**Passage for review:**
####################

Tochni (Τόχνη; Dohni or Taşkent) is a village located in the Larnaca District of Cyprus, about halfway between the cities of Larnaca and Limassol. Prior to 1974, Tochni had a mixed Greek-Cypriot and Turkish-Cypriot population. In August 1974, 85 Turkish Cypriot inhabitants of this village and of neighboring villages were massacred by Greek Cypriots in response to the Turkish invasion of the island. Later that month, the remaining Turkish residents of Tochni were evacuated using coaches and UN military vehicles. The evacuation was carried out by 7 Sqn RCT then serving with the UN at camp UNFICYP Nicosia.

There are the ruins of a Latin church in the centre of the village, overlooking the Orthodox church of St Constantine and Helena. The current church has been reconstructed on the site of the original, over a bridge, said to have been founded by St Helena on return from the Holy Land having brought with her a piece of the True Cross.

####################

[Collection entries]
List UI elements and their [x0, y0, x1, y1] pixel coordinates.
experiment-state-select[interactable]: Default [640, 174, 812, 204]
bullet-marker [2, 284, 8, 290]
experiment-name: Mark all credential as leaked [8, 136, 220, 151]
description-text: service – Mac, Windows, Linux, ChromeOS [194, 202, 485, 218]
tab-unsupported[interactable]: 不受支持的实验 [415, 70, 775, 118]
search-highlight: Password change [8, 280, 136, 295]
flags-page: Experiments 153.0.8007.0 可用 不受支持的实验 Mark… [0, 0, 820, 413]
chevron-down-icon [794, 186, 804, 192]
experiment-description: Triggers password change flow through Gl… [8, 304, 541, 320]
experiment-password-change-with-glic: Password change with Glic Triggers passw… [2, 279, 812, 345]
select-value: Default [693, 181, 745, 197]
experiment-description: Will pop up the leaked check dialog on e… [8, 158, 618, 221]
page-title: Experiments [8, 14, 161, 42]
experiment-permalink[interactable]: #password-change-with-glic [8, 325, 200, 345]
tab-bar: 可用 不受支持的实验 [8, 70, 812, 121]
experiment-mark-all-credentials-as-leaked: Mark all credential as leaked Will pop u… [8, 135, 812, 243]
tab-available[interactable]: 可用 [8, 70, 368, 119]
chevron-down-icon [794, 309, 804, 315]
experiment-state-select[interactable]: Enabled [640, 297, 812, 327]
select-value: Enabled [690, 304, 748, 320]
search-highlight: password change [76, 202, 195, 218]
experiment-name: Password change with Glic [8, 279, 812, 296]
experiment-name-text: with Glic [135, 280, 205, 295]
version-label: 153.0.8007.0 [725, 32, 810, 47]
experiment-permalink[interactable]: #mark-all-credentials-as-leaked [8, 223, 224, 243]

####################

**Questions:**
**1.** In the passage about the village of Tochni, which unit carried out the evacuation of the remaining Turkish residents?
**2.** Write the next part of the passage about the village of Tochni, picking up after its final sentence.

**Numbered answers:**
**1.** 7 Sqn RCT, then serving with the UN at camp UNFICYP Nicosia.

**2.**
There is also a mosque, madrasah and Muslim burial ground in the eastern part of the village, though these are in varying degrees of disrepair.

Today the village has been designated a beautiful 'agrotourism' location which promotes the restoration of the original village house in order to preserve the traditional Cypriot stone houses. The majority of properties use 'Tochni Stone' which is quarried nearby.

Visitors can also enjoy the 2.8 km circular "Exploring Nature" trail or use the village as a base for cycling and hiking across the Mediterranean countryside.